BEGIN

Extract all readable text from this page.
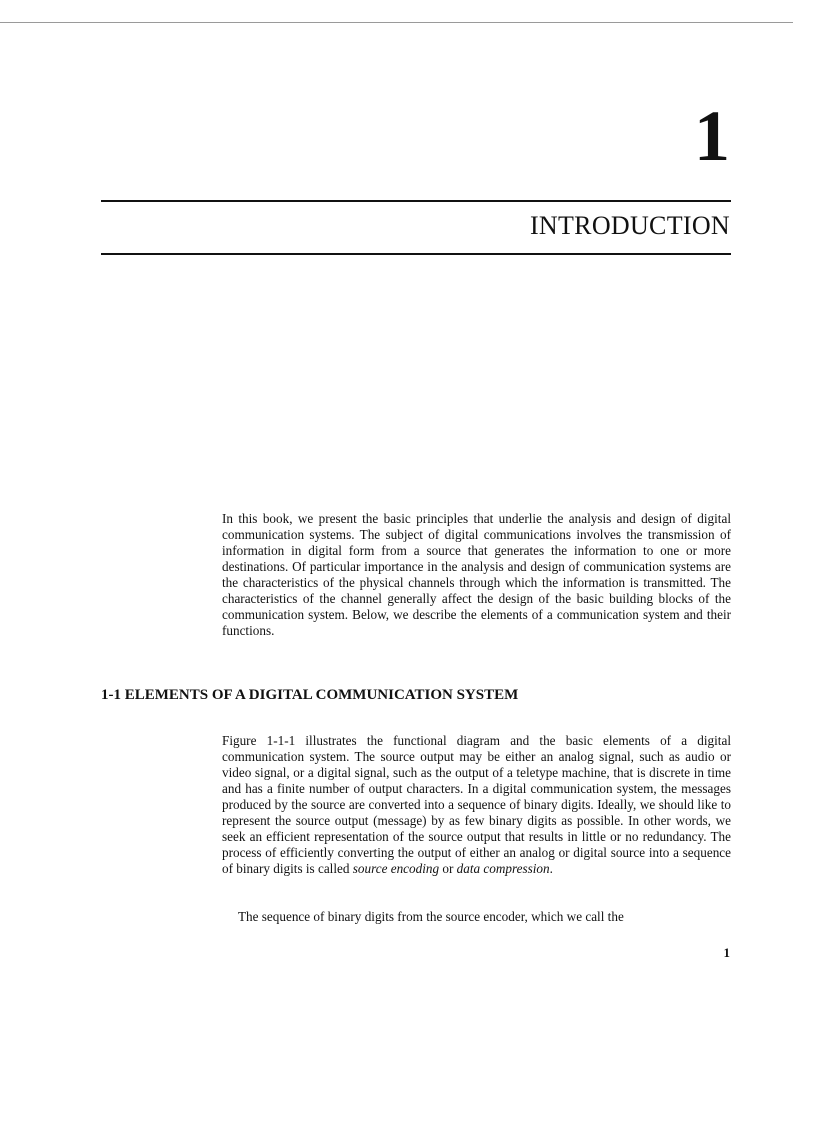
1
INTRODUCTION

In this book, we present the basic principles that underlie the analysis and design of digital communication systems. The subject of digital communications involves the transmission of information in digital form from a source that generates the information to one or more destinations. Of particular importance in the analysis and design of communication systems are the characteristics of the physical channels through which the information is transmitted. The characteristics of the channel generally affect the design of the basic building blocks of the communication system. Below, we describe the elements of a communication system and their functions.

1-1 ELEMENTS OF A DIGITAL COMMUNICATION SYSTEM

Figure 1-1-1 illustrates the functional diagram and the basic elements of a digital communication system. The source output may be either an analog signal, such as audio or video signal, or a digital signal, such as the output of a teletype machine, that is discrete in time and has a finite number of output characters. In a digital communication system, the messages produced by the source are converted into a sequence of binary digits. Ideally, we should like to represent the source output (message) by as few binary digits as possible. In other words, we seek an efficient representation of the source output that results in little or no redundancy. The process of efficiently converting the output of either an analog or digital source into a sequence of binary digits is called source encoding or data compression.

The sequence of binary digits from the source encoder, which we call the

1
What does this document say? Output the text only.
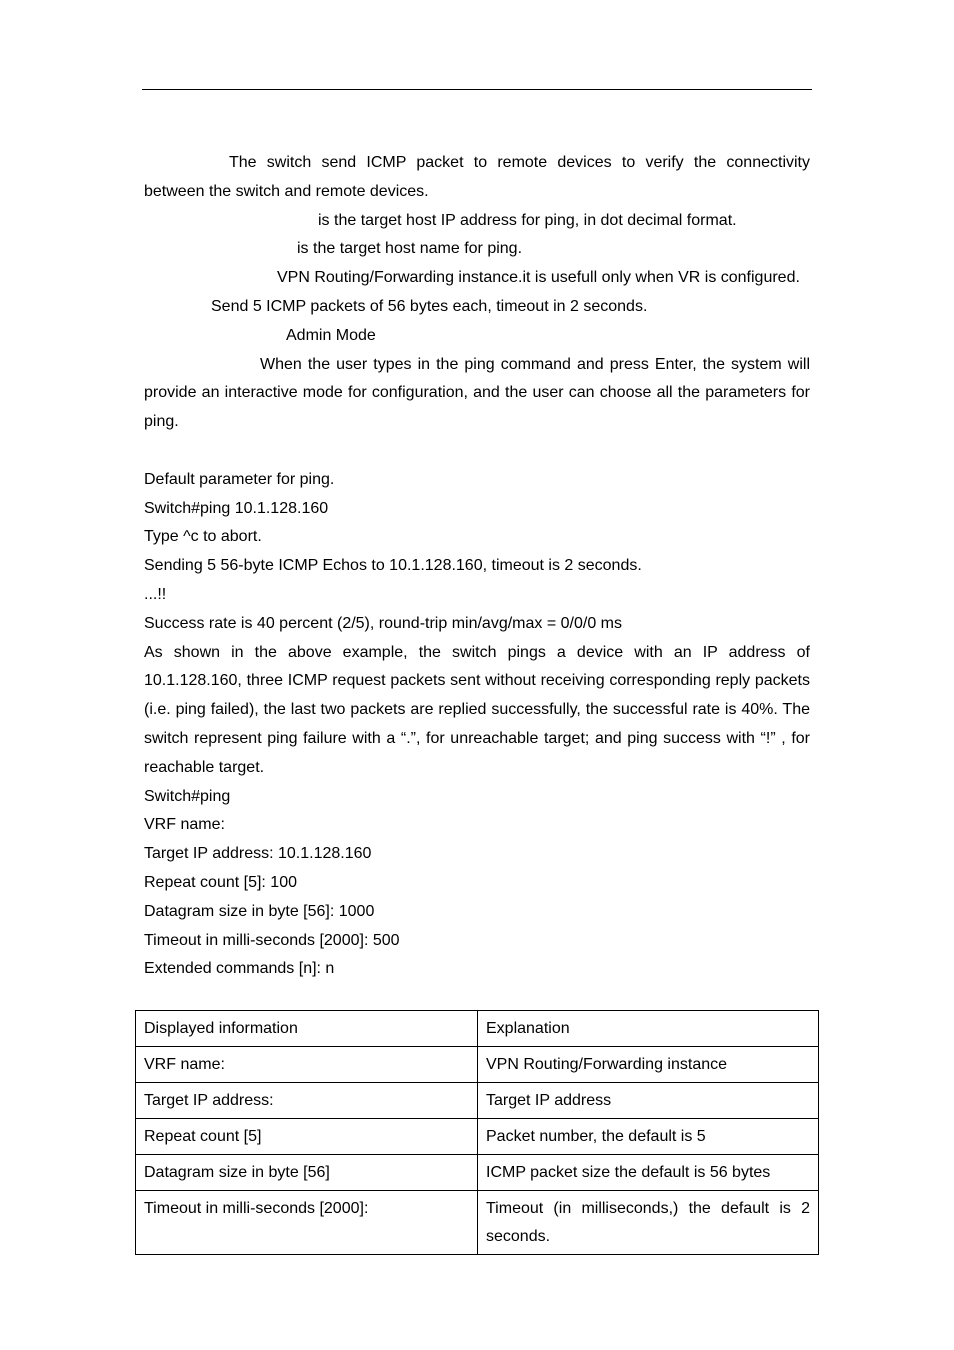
The switch send ICMP packet to remote devices to verify the connectivity between the switch and remote devices.

is the target host IP address for ping, in dot decimal format.

is the target host name for ping.

VPN Routing/Forwarding instance.it is usefull only when VR is configured.

Send 5 ICMP packets of 56 bytes each, timeout in 2 seconds.

Admin Mode

When the user types in the ping command and press Enter, the system will provide an interactive mode for configuration, and the user can choose all the parameters for ping.

Default parameter for ping.

Switch#ping 10.1.128.160

Type ^c to abort.

Sending 5 56-byte ICMP Echos to 10.1.128.160, timeout is 2 seconds.

...!!

Success rate is 40 percent (2/5), round-trip min/avg/max = 0/0/0 ms

As shown in the above example, the switch pings a device with an IP address of 10.1.128.160, three ICMP request packets sent without receiving corresponding reply packets (i.e. ping failed), the last two packets are replied successfully, the successful rate is 40%. The switch represent ping failure with a “.”, for unreachable target; and ping success with “!” , for reachable target.

Switch#ping

VRF name:

Target IP address: 10.1.128.160

Repeat count [5]: 100

Datagram size in byte [56]: 1000

Timeout in milli-seconds [2000]: 500

Extended commands [n]: n

Displayed information	Explanation
VRF name:	VPN Routing/Forwarding instance
Target IP address:	Target IP address
Repeat count [5]	Packet number, the default is 5
Datagram size in byte [56]	ICMP packet size the default is 56 bytes
Timeout in milli-seconds [2000]:	Timeout (in milliseconds,) the default is 2 seconds.
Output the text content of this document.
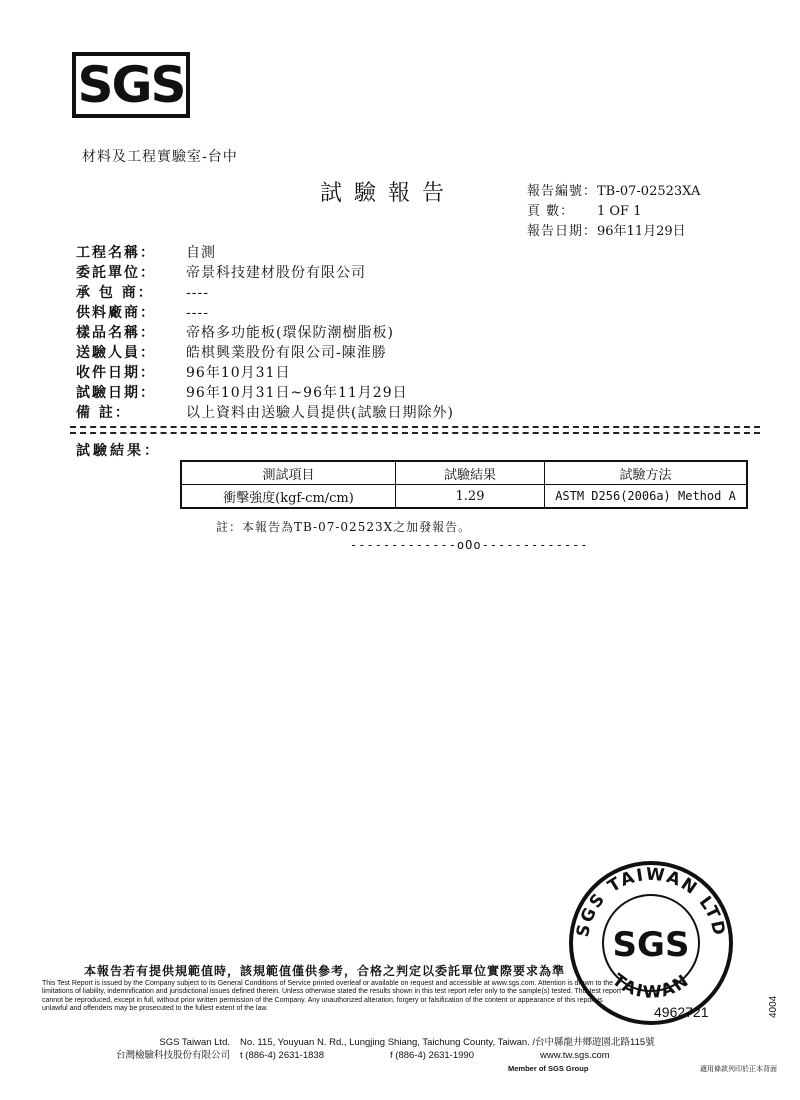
SGS
材料及工程實驗室-台中
試驗報告	報告編號：TB-07-02523XA
頁 數： 1 OF 1
報告日期：96年11月29日
工程名稱： 自測
委託單位： 帝景科技建材股份有限公司
承 包 商： ----
供料廠商： ----
樣品名稱： 帝格多功能板(環保防潮樹脂板)
送驗人員： 皓棋興業股份有限公司-陳淮勝
收件日期： 96年10月31日
試驗日期： 96年10月31日~96年11月29日
備 註：	以上資料由送驗人員提供(試驗日期除外)
試驗結果：
測試項目	試驗結果	試驗方法
衝擊強度(kgf-cm/cm)	1.29	ASTM D256(2006a) Method A
註：本報告為TB-07-02523X之加發報告。
-------------oOo-------------
SGS TAIWAN LTD
TAIWAN
SGS
4962721
本報告若有提供規範值時，該規範值僅供參考，合格之判定以委託單位實際要求為準
This Test Report is issued by the Company subject to its General Conditions of Service printed overleaf or available on request and accessible at www.sgs.com. Attention is drawn to the limitations of liability, indemnification and jurisdictional issues defined therein. Unless otherwise stated the results shown in this test report refer only to the sample(s) tested. This test report cannot be reproduced, except in full, without prior written permission of the Company. Any unauthorized alteration, forgery or falsification of the content or appearance of this report is unlawful and offenders may be prosecuted to the fullest extent of the law.
SGS Taiwan Ltd. No. 115, Youyuan N. Rd., Lungjing Shiang, Taichung County, Taiwan. /台中縣龍井鄉遊園北路115號
台灣檢驗科技股份有限公司 t (886-4) 2631-1838	f (886-4) 2631-1990	www.tw.sgs.com
Member of SGS Group	適用條款列印於正本背面
4004
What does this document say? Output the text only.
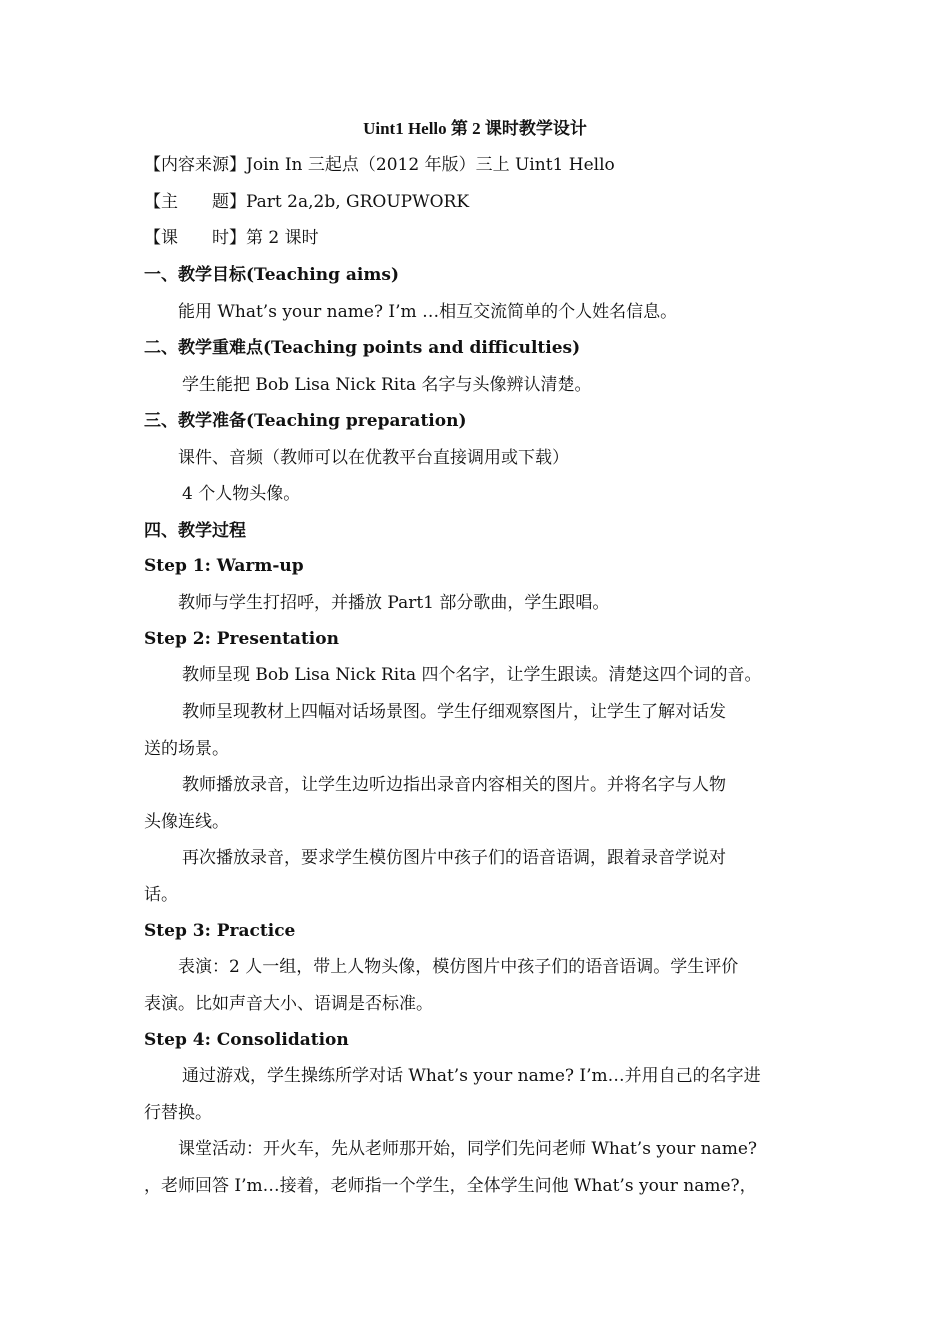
Uint1 Hello 第 2 课时教学设计
【内容来源】Join In 三起点（2012 年版）三上 Uint1 Hello
【主　　题】Part 2a,2b, GROUPWORK
【课　　时】第 2 课时
一、教学目标(Teaching aims)
能用 What’s your name? I’m …相互交流简单的个人姓名信息。
二、教学重难点(Teaching points and difficulties)
学生能把 Bob Lisa Nick Rita 名字与头像辨认清楚。
三、教学准备(Teaching preparation)
课件、音频（教师可以在优教平台直接调用或下载）
4 个人物头像。
四、教学过程
Step 1: Warm-up
教师与学生打招呼，并播放 Part1 部分歌曲，学生跟唱。
Step 2: Presentation
教师呈现 Bob Lisa Nick Rita 四个名字，让学生跟读。清楚这四个词的音。
教师呈现教材上四幅对话场景图。学生仔细观察图片，让学生了解对话发
送的场景。
教师播放录音，让学生边听边指出录音内容相关的图片。并将名字与人物
头像连线。
再次播放录音，要求学生模仿图片中孩子们的语音语调，跟着录音学说对
话。
Step 3: Practice
表演：2 人一组，带上人物头像，模仿图片中孩子们的语音语调。学生评价
表演。比如声音大小、语调是否标准。
Step 4: Consolidation
通过游戏，学生操练所学对话 What’s your name? I’m…并用自己的名字进
行替换。
课堂活动：开火车，先从老师那开始，同学们先问老师 What’s your name?
，老师回答 I’m…接着，老师指一个学生，全体学生问他 What’s your name?，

END

> _Exercise task_
Where a line holds "bytes", copy it out.

> _Task output_
Send 5 ICMP packets of 56 bytes each, timeout in 2 seconds.
Datagram size in byte [56]	ICMP packet size the default is 56 bytes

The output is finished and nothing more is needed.